## Saved entries
——

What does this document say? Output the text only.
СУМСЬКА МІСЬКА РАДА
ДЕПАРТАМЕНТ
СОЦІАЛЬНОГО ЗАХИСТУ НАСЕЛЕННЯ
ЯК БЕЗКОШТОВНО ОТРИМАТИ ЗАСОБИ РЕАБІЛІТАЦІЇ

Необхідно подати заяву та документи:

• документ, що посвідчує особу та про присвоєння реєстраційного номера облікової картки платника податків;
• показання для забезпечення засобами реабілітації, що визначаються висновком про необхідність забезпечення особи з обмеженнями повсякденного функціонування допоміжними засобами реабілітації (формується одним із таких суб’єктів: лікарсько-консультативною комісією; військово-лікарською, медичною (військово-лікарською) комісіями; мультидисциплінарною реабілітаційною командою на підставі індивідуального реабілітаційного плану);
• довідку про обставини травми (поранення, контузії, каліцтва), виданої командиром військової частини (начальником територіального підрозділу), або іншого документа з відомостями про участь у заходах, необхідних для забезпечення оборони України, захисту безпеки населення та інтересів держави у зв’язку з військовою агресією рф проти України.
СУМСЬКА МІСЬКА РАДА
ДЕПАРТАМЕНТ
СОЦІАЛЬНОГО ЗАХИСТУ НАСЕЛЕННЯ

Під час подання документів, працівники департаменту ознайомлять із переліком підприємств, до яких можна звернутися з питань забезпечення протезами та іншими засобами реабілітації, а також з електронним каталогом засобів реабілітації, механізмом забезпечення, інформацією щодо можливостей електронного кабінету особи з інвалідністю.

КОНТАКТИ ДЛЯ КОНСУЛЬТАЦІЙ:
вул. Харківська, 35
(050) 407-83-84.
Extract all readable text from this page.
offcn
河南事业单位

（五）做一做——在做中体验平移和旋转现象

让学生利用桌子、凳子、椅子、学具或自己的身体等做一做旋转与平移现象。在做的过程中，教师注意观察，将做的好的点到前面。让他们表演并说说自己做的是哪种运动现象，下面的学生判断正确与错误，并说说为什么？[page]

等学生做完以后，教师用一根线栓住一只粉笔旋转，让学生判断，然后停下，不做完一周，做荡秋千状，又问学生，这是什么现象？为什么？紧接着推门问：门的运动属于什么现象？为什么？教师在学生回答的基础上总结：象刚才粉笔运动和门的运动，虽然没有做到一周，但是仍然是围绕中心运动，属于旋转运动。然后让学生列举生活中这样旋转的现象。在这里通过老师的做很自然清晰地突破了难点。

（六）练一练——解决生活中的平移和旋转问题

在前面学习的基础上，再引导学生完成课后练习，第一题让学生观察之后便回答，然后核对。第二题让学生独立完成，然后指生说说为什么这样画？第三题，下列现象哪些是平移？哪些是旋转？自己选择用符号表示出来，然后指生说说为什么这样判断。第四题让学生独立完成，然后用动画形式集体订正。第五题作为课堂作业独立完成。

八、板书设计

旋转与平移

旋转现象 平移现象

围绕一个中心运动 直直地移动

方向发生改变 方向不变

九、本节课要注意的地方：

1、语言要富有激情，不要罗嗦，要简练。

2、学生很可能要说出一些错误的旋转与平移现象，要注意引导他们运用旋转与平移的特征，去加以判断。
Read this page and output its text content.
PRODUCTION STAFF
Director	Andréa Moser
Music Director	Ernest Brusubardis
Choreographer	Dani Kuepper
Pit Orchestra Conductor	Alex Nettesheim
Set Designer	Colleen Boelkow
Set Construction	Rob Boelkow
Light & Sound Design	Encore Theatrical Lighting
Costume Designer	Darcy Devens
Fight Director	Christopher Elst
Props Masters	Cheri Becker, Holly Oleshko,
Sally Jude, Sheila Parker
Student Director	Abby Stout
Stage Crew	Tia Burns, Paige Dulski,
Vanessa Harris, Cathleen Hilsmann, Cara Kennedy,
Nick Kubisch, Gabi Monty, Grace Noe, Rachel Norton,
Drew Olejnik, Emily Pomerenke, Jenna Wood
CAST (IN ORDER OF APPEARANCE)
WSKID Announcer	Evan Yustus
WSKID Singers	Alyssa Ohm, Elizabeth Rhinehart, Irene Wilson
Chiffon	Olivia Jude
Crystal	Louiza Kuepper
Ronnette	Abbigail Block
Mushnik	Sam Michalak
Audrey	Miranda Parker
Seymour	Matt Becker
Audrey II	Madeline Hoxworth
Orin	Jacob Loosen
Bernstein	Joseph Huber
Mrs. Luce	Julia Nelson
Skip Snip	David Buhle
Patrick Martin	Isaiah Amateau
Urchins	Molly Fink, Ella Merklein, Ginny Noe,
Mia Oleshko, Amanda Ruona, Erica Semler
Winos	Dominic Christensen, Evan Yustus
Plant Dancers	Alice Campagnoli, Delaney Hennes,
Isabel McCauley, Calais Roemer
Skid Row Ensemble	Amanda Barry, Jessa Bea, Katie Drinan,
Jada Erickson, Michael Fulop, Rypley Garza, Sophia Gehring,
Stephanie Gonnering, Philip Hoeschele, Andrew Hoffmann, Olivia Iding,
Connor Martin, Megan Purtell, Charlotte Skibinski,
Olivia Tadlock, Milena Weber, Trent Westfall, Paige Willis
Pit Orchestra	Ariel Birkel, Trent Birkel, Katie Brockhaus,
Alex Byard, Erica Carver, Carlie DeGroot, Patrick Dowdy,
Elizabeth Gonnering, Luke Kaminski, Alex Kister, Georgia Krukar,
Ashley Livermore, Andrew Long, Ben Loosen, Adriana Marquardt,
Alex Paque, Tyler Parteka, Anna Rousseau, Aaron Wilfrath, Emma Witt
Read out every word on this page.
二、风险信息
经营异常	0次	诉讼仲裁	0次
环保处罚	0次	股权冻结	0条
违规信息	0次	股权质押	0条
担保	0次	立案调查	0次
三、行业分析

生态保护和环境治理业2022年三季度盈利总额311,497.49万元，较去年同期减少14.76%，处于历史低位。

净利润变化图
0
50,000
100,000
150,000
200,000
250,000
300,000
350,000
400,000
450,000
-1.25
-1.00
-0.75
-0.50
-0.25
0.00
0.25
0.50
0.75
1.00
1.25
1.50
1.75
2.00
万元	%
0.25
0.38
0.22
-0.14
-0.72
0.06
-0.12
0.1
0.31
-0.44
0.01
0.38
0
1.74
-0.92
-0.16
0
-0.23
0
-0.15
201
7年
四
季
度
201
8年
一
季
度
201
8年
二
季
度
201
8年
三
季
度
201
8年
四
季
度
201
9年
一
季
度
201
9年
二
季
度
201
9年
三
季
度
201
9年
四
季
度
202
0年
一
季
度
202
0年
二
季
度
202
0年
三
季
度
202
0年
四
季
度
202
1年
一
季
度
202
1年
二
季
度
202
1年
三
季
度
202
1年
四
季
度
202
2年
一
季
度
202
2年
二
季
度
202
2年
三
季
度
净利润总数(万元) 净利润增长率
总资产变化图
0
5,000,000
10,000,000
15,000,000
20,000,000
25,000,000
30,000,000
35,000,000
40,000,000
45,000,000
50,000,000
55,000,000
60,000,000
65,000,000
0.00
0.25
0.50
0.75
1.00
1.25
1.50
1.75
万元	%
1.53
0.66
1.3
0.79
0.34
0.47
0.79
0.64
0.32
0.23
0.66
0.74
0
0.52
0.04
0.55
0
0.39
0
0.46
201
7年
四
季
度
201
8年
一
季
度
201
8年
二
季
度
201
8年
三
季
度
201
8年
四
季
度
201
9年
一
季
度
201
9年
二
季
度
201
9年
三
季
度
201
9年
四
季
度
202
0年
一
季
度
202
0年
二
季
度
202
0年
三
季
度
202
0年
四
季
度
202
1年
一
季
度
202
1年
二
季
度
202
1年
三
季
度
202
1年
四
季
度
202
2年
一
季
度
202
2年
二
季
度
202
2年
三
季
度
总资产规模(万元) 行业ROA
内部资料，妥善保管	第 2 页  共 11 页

——

## Exercise brief
Output all preceding records character for character.

## Exercise result
What does this document say? Output the text only.
СУМСЬКА МІСЬКА РАДА
ДЕПАРТАМЕНТ
СОЦІАЛЬНОГО ЗАХИСТУ НАСЕЛЕННЯ
ЯК БЕЗКОШТОВНО ОТРИМАТИ ЗАСОБИ РЕАБІЛІТАЦІЇ

Необхідно подати заяву та документи:

• документ, що посвідчує особу та про присвоєння реєстраційного номера облікової картки платника податків;
• показання для забезпечення засобами реабілітації, що визначаються висновком про необхідність забезпечення особи з обмеженнями повсякденного функціонування допоміжними засобами реабілітації (формується одним із таких суб’єктів: лікарсько-консультативною комісією; військово-лікарською, медичною (військово-лікарською) комісіями; мультидисциплінарною реабілітаційною командою на підставі індивідуального реабілітаційного плану);
• довідку про обставини травми (поранення, контузії, каліцтва), виданої командиром військової частини (начальником територіального підрозділу), або іншого документа з відомостями про участь у заходах, необхідних для забезпечення оборони України, захисту безпеки населення та інтересів держави у зв’язку з військовою агресією рф проти України.
СУМСЬКА МІСЬКА РАДА
ДЕПАРТАМЕНТ
СОЦІАЛЬНОГО ЗАХИСТУ НАСЕЛЕННЯ

Під час подання документів, працівники департаменту ознайомлять із переліком підприємств, до яких можна звернутися з питань забезпечення протезами та іншими засобами реабілітації, а також з електронним каталогом засобів реабілітації, механізмом забезпечення, інформацією щодо можливостей електронного кабінету особи з інвалідністю.

КОНТАКТИ ДЛЯ КОНСУЛЬТАЦІЙ:
вул. Харківська, 35
(050) 407-83-84.
Extract all readable text from this page.
offcn
河南事业单位

（五）做一做——在做中体验平移和旋转现象

让学生利用桌子、凳子、椅子、学具或自己的身体等做一做旋转与平移现象。在做的过程中，教师注意观察，将做的好的点到前面。让他们表演并说说自己做的是哪种运动现象，下面的学生判断正确与错误，并说说为什么？[page]

等学生做完以后，教师用一根线栓住一只粉笔旋转，让学生判断，然后停下，不做完一周，做荡秋千状，又问学生，这是什么现象？为什么？紧接着推门问：门的运动属于什么现象？为什么？教师在学生回答的基础上总结：象刚才粉笔运动和门的运动，虽然没有做到一周，但是仍然是围绕中心运动，属于旋转运动。然后让学生列举生活中这样旋转的现象。在这里通过老师的做很自然清晰地突破了难点。

（六）练一练——解决生活中的平移和旋转问题

在前面学习的基础上，再引导学生完成课后练习，第一题让学生观察之后便回答，然后核对。第二题让学生独立完成，然后指生说说为什么这样画？第三题，下列现象哪些是平移？哪些是旋转？自己选择用符号表示出来，然后指生说说为什么这样判断。第四题让学生独立完成，然后用动画形式集体订正。第五题作为课堂作业独立完成。

八、板书设计

旋转与平移

旋转现象 平移现象

围绕一个中心运动 直直地移动

方向发生改变 方向不变

九、本节课要注意的地方：

1、语言要富有激情，不要罗嗦，要简练。

2、学生很可能要说出一些错误的旋转与平移现象，要注意引导他们运用旋转与平移的特征，去加以判断。
Read this page and output its text content.
PRODUCTION STAFF
Director	Andréa Moser
Music Director	Ernest Brusubardis
Choreographer	Dani Kuepper
Pit Orchestra Conductor	Alex Nettesheim
Set Designer	Colleen Boelkow
Set Construction	Rob Boelkow
Light & Sound Design	Encore Theatrical Lighting
Costume Designer	Darcy Devens
Fight Director	Christopher Elst
Props Masters	Cheri Becker, Holly Oleshko,
Sally Jude, Sheila Parker
Student Director	Abby Stout
Stage Crew	Tia Burns, Paige Dulski,
Vanessa Harris, Cathleen Hilsmann, Cara Kennedy,
Nick Kubisch, Gabi Monty, Grace Noe, Rachel Norton,
Drew Olejnik, Emily Pomerenke, Jenna Wood
CAST (IN ORDER OF APPEARANCE)
WSKID Announcer	Evan Yustus
WSKID Singers	Alyssa Ohm, Elizabeth Rhinehart, Irene Wilson
Chiffon	Olivia Jude
Crystal	Louiza Kuepper
Ronnette	Abbigail Block
Mushnik	Sam Michalak
Audrey	Miranda Parker
Seymour	Matt Becker
Audrey II	Madeline Hoxworth
Orin	Jacob Loosen
Bernstein	Joseph Huber
Mrs. Luce	Julia Nelson
Skip Snip	David Buhle
Patrick Martin	Isaiah Amateau
Urchins	Molly Fink, Ella Merklein, Ginny Noe,
Mia Oleshko, Amanda Ruona, Erica Semler
Winos	Dominic Christensen, Evan Yustus
Plant Dancers	Alice Campagnoli, Delaney Hennes,
Isabel McCauley, Calais Roemer
Skid Row Ensemble	Amanda Barry, Jessa Bea, Katie Drinan,
Jada Erickson, Michael Fulop, Rypley Garza, Sophia Gehring,
Stephanie Gonnering, Philip Hoeschele, Andrew Hoffmann, Olivia Iding,
Connor Martin, Megan Purtell, Charlotte Skibinski,
Olivia Tadlock, Milena Weber, Trent Westfall, Paige Willis
Pit Orchestra	Ariel Birkel, Trent Birkel, Katie Brockhaus,
Alex Byard, Erica Carver, Carlie DeGroot, Patrick Dowdy,
Elizabeth Gonnering, Luke Kaminski, Alex Kister, Georgia Krukar,
Ashley Livermore, Andrew Long, Ben Loosen, Adriana Marquardt,
Alex Paque, Tyler Parteka, Anna Rousseau, Aaron Wilfrath, Emma Witt
Read out every word on this page.
二、风险信息
经营异常	0次	诉讼仲裁	0次
环保处罚	0次	股权冻结	0条
违规信息	0次	股权质押	0条
担保	0次	立案调查	0次
三、行业分析

生态保护和环境治理业2022年三季度盈利总额311,497.49万元，较去年同期减少14.76%，处于历史低位。

净利润变化图
0
50,000
100,000
150,000
200,000
250,000
300,000
350,000
400,000
450,000
-1.25
-1.00
-0.75
-0.50
-0.25
0.00
0.25
0.50
0.75
1.00
1.25
1.50
1.75
2.00
万元	%
0.25
0.38
0.22
-0.14
-0.72
0.06
-0.12
0.1
0.31
-0.44
0.01
0.38
0
1.74
-0.92
-0.16
0
-0.23
0
-0.15
201
7年
四
季
度
201
8年
一
季
度
201
8年
二
季
度
201
8年
三
季
度
201
8年
四
季
度
201
9年
一
季
度
201
9年
二
季
度
201
9年
三
季
度
201
9年
四
季
度
202
0年
一
季
度
202
0年
二
季
度
202
0年
三
季
度
202
0年
四
季
度
202
1年
一
季
度
202
1年
二
季
度
202
1年
三
季
度
202
1年
四
季
度
202
2年
一
季
度
202
2年
二
季
度
202
2年
三
季
度
净利润总数(万元) 净利润增长率
总资产变化图
0
5,000,000
10,000,000
15,000,000
20,000,000
25,000,000
30,000,000
35,000,000
40,000,000
45,000,000
50,000,000
55,000,000
60,000,000
65,000,000
0.00
0.25
0.50
0.75
1.00
1.25
1.50
1.75
万元	%
1.53
0.66
1.3
0.79
0.34
0.47
0.79
0.64
0.32
0.23
0.66
0.74
0
0.52
0.04
0.55
0
0.39
0
0.46
201
7年
四
季
度
201
8年
一
季
度
201
8年
二
季
度
201
8年
三
季
度
201
8年
四
季
度
201
9年
一
季
度
201
9年
二
季
度
201
9年
三
季
度
201
9年
四
季
度
202
0年
一
季
度
202
0年
二
季
度
202
0年
三
季
度
202
0年
四
季
度
202
1年
一
季
度
202
1年
二
季
度
202
1年
三
季
度
202
1年
四
季
度
202
2年
一
季
度
202
2年
二
季
度
202
2年
三
季
度
总资产规模(万元) 行业ROA
内部资料，妥善保管	第 2 页  共 11 页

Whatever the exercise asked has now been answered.